REQUIREMENT:
Wherever "Διάφορα" appears in a line, list that line.

TASK DATA:

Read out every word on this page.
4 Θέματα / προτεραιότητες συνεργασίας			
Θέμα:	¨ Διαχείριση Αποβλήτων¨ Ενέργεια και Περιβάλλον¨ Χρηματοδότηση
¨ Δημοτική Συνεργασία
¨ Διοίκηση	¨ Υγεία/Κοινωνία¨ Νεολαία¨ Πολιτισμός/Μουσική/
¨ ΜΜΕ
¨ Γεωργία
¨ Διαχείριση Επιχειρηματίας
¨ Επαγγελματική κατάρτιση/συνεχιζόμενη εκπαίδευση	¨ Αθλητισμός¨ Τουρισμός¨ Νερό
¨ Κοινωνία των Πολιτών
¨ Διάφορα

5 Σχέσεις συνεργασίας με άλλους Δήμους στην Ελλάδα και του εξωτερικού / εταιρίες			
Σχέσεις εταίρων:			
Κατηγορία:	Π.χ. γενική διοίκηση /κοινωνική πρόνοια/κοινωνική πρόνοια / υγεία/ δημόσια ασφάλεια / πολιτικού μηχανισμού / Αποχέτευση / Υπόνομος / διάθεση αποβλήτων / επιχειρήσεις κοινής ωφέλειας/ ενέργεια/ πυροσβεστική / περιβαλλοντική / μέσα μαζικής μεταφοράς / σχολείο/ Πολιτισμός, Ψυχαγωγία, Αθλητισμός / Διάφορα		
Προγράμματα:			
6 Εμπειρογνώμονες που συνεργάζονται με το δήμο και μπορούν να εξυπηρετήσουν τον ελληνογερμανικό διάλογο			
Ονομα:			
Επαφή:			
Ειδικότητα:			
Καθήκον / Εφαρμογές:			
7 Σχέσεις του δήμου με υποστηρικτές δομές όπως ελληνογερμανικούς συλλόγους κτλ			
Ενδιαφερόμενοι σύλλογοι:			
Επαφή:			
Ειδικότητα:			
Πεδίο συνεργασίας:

REPLY:
¨ Διάφορα
Κατηγορία:	Π.χ. γενική διοίκηση /κοινωνική πρόνοια/κοινωνική πρόνοια / υγεία/ δημόσια ασφάλεια / πολιτικού μηχανισμού / Αποχέτευση / Υπόνομος / διάθεση αποβλήτων / επιχειρήσεις κοινής ωφέλειας/ ενέργεια/ πυροσβεστική / περιβαλλοντική / μέσα μαζικής μεταφοράς / σχολείο/ Πολιτισμός, Ψυχαγωγία, Αθλητισμός / Διάφορα		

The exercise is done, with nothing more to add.